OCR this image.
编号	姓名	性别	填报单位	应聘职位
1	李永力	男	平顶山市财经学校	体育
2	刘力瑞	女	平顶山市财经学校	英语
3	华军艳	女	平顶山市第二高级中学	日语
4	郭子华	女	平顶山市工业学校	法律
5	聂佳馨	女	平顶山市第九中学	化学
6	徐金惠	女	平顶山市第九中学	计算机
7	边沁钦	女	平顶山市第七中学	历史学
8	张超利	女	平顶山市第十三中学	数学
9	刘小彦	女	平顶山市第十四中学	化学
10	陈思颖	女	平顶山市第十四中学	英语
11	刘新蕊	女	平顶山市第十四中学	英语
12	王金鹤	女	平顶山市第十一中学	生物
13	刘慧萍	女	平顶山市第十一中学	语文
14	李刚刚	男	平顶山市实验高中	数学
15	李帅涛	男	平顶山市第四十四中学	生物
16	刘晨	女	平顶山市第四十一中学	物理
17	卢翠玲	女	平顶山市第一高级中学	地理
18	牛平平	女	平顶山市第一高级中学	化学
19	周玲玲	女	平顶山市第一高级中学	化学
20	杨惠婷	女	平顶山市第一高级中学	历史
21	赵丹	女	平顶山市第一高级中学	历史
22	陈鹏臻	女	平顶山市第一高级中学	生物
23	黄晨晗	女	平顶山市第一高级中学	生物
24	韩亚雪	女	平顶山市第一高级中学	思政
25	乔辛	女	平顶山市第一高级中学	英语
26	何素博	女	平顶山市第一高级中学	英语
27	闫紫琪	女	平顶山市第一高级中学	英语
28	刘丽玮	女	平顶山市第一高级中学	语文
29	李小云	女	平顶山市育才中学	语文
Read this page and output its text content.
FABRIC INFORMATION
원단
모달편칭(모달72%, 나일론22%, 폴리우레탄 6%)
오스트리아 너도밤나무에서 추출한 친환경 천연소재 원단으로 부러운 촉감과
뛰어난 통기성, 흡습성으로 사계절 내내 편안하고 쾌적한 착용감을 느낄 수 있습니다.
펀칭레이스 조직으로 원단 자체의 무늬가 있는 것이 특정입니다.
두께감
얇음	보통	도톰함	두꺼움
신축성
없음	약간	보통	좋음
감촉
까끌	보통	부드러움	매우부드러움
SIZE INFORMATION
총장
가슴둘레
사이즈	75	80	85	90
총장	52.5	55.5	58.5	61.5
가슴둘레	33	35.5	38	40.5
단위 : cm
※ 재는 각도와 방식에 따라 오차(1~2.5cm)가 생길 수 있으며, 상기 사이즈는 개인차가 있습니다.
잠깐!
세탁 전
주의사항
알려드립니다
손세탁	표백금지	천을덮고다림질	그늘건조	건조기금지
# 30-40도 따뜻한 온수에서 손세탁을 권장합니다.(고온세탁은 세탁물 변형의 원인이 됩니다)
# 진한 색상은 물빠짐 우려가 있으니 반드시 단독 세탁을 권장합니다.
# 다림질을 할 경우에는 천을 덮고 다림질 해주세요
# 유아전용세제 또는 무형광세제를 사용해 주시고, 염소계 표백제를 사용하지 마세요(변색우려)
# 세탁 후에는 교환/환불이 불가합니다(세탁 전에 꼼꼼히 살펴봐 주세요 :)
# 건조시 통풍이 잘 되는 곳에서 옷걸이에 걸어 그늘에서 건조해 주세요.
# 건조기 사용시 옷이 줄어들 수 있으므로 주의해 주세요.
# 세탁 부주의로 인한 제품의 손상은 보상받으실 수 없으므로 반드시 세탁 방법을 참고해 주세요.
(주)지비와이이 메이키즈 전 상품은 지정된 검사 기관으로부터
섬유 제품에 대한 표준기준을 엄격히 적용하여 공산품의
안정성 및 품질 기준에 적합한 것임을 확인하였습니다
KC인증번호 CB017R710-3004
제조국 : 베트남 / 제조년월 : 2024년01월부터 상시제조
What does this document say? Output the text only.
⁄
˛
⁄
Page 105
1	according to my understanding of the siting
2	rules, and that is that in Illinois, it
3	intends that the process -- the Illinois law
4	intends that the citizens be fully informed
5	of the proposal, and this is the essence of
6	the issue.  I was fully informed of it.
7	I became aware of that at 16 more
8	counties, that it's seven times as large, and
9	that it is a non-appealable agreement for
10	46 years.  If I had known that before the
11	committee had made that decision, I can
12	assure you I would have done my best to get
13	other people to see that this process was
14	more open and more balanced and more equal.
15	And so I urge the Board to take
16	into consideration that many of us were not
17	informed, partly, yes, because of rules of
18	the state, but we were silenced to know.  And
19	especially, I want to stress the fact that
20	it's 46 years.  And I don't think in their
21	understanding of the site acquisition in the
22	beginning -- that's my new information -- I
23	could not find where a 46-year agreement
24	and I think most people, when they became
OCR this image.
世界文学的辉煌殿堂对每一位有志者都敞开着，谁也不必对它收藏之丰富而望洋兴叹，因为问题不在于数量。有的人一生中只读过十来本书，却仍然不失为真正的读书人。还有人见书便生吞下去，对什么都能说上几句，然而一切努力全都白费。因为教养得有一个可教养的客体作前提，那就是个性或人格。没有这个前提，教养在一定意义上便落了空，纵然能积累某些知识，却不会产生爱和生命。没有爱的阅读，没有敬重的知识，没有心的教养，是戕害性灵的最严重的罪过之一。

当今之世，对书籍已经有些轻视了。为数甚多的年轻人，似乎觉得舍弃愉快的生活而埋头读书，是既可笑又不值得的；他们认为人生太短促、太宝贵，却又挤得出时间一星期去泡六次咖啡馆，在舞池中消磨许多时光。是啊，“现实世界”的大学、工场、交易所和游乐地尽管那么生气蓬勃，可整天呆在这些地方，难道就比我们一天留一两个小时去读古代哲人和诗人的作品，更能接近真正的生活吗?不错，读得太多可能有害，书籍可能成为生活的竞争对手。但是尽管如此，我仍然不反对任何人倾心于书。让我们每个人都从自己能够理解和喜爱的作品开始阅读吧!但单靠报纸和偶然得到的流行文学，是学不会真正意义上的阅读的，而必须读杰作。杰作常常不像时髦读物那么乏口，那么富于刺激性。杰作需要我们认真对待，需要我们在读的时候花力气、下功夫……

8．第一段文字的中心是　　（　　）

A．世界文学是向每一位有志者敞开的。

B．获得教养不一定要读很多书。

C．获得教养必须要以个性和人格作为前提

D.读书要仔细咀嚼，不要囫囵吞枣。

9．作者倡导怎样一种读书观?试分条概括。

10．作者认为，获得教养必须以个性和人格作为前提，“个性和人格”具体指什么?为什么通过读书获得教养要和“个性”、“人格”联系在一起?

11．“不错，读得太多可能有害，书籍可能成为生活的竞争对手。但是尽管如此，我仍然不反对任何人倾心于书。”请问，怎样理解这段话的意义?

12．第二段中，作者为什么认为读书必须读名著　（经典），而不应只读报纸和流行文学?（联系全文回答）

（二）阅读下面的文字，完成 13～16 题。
┄┄┄┄┄┄┄┄┄┄┄┄┄┄┄┄┄┄┄┄
Task prompt:
Copy the data above exactly. Every line must be included.

Result for this exercise:
OCR this image.
编号	姓名	性别	填报单位	应聘职位
1	李永力	男	平顶山市财经学校	体育
2	刘力瑞	女	平顶山市财经学校	英语
3	华军艳	女	平顶山市第二高级中学	日语
4	郭子华	女	平顶山市工业学校	法律
5	聂佳馨	女	平顶山市第九中学	化学
6	徐金惠	女	平顶山市第九中学	计算机
7	边沁钦	女	平顶山市第七中学	历史学
8	张超利	女	平顶山市第十三中学	数学
9	刘小彦	女	平顶山市第十四中学	化学
10	陈思颖	女	平顶山市第十四中学	英语
11	刘新蕊	女	平顶山市第十四中学	英语
12	王金鹤	女	平顶山市第十一中学	生物
13	刘慧萍	女	平顶山市第十一中学	语文
14	李刚刚	男	平顶山市实验高中	数学
15	李帅涛	男	平顶山市第四十四中学	生物
16	刘晨	女	平顶山市第四十一中学	物理
17	卢翠玲	女	平顶山市第一高级中学	地理
18	牛平平	女	平顶山市第一高级中学	化学
19	周玲玲	女	平顶山市第一高级中学	化学
20	杨惠婷	女	平顶山市第一高级中学	历史
21	赵丹	女	平顶山市第一高级中学	历史
22	陈鹏臻	女	平顶山市第一高级中学	生物
23	黄晨晗	女	平顶山市第一高级中学	生物
24	韩亚雪	女	平顶山市第一高级中学	思政
25	乔辛	女	平顶山市第一高级中学	英语
26	何素博	女	平顶山市第一高级中学	英语
27	闫紫琪	女	平顶山市第一高级中学	英语
28	刘丽玮	女	平顶山市第一高级中学	语文
29	李小云	女	平顶山市育才中学	语文
Read this page and output its text content.
FABRIC INFORMATION
원단
모달편칭(모달72%, 나일론22%, 폴리우레탄 6%)
오스트리아 너도밤나무에서 추출한 친환경 천연소재 원단으로 부러운 촉감과
뛰어난 통기성, 흡습성으로 사계절 내내 편안하고 쾌적한 착용감을 느낄 수 있습니다.
펀칭레이스 조직으로 원단 자체의 무늬가 있는 것이 특정입니다.
두께감
얇음	보통	도톰함	두꺼움
신축성
없음	약간	보통	좋음
감촉
까끌	보통	부드러움	매우부드러움
SIZE INFORMATION
총장
가슴둘레
사이즈	75	80	85	90
총장	52.5	55.5	58.5	61.5
가슴둘레	33	35.5	38	40.5
단위 : cm
※ 재는 각도와 방식에 따라 오차(1~2.5cm)가 생길 수 있으며, 상기 사이즈는 개인차가 있습니다.
잠깐!
세탁 전
주의사항
알려드립니다
손세탁	표백금지	천을덮고다림질	그늘건조	건조기금지
# 30-40도 따뜻한 온수에서 손세탁을 권장합니다.(고온세탁은 세탁물 변형의 원인이 됩니다)
# 진한 색상은 물빠짐 우려가 있으니 반드시 단독 세탁을 권장합니다.
# 다림질을 할 경우에는 천을 덮고 다림질 해주세요
# 유아전용세제 또는 무형광세제를 사용해 주시고, 염소계 표백제를 사용하지 마세요(변색우려)
# 세탁 후에는 교환/환불이 불가합니다(세탁 전에 꼼꼼히 살펴봐 주세요 :)
# 건조시 통풍이 잘 되는 곳에서 옷걸이에 걸어 그늘에서 건조해 주세요.
# 건조기 사용시 옷이 줄어들 수 있으므로 주의해 주세요.
# 세탁 부주의로 인한 제품의 손상은 보상받으실 수 없으므로 반드시 세탁 방법을 참고해 주세요.
(주)지비와이이 메이키즈 전 상품은 지정된 검사 기관으로부터
섬유 제품에 대한 표준기준을 엄격히 적용하여 공산품의
안정성 및 품질 기준에 적합한 것임을 확인하였습니다
KC인증번호 CB017R710-3004
제조국 : 베트남 / 제조년월 : 2024년01월부터 상시제조
What does this document say? Output the text only.
⁄
˛
⁄
Page 105
1	according to my understanding of the siting
2	rules, and that is that in Illinois, it
3	intends that the process -- the Illinois law
4	intends that the citizens be fully informed
5	of the proposal, and this is the essence of
6	the issue.  I was fully informed of it.
7	I became aware of that at 16 more
8	counties, that it's seven times as large, and
9	that it is a non-appealable agreement for
10	46 years.  If I had known that before the
11	committee had made that decision, I can
12	assure you I would have done my best to get
13	other people to see that this process was
14	more open and more balanced and more equal.
15	And so I urge the Board to take
16	into consideration that many of us were not
17	informed, partly, yes, because of rules of
18	the state, but we were silenced to know.  And
19	especially, I want to stress the fact that
20	it's 46 years.  And I don't think in their
21	understanding of the site acquisition in the
22	beginning -- that's my new information -- I
23	could not find where a 46-year agreement
24	and I think most people, when they became
OCR this image.
世界文学的辉煌殿堂对每一位有志者都敞开着，谁也不必对它收藏之丰富而望洋兴叹，因为问题不在于数量。有的人一生中只读过十来本书，却仍然不失为真正的读书人。还有人见书便生吞下去，对什么都能说上几句，然而一切努力全都白费。因为教养得有一个可教养的客体作前提，那就是个性或人格。没有这个前提，教养在一定意义上便落了空，纵然能积累某些知识，却不会产生爱和生命。没有爱的阅读，没有敬重的知识，没有心的教养，是戕害性灵的最严重的罪过之一。

当今之世，对书籍已经有些轻视了。为数甚多的年轻人，似乎觉得舍弃愉快的生活而埋头读书，是既可笑又不值得的；他们认为人生太短促、太宝贵，却又挤得出时间一星期去泡六次咖啡馆，在舞池中消磨许多时光。是啊，“现实世界”的大学、工场、交易所和游乐地尽管那么生气蓬勃，可整天呆在这些地方，难道就比我们一天留一两个小时去读古代哲人和诗人的作品，更能接近真正的生活吗?不错，读得太多可能有害，书籍可能成为生活的竞争对手。但是尽管如此，我仍然不反对任何人倾心于书。让我们每个人都从自己能够理解和喜爱的作品开始阅读吧!但单靠报纸和偶然得到的流行文学，是学不会真正意义上的阅读的，而必须读杰作。杰作常常不像时髦读物那么乏口，那么富于刺激性。杰作需要我们认真对待，需要我们在读的时候花力气、下功夫……

8．第一段文字的中心是　　（　　）

A．世界文学是向每一位有志者敞开的。

B．获得教养不一定要读很多书。

C．获得教养必须要以个性和人格作为前提

D.读书要仔细咀嚼，不要囫囵吞枣。

9．作者倡导怎样一种读书观?试分条概括。

10．作者认为，获得教养必须以个性和人格作为前提，“个性和人格”具体指什么?为什么通过读书获得教养要和“个性”、“人格”联系在一起?

11．“不错，读得太多可能有害，书籍可能成为生活的竞争对手。但是尽管如此，我仍然不反对任何人倾心于书。”请问，怎样理解这段话的意义?

12．第二段中，作者为什么认为读书必须读名著　（经典），而不应只读报纸和流行文学?（联系全文回答）

（二）阅读下面的文字，完成 13～16 题。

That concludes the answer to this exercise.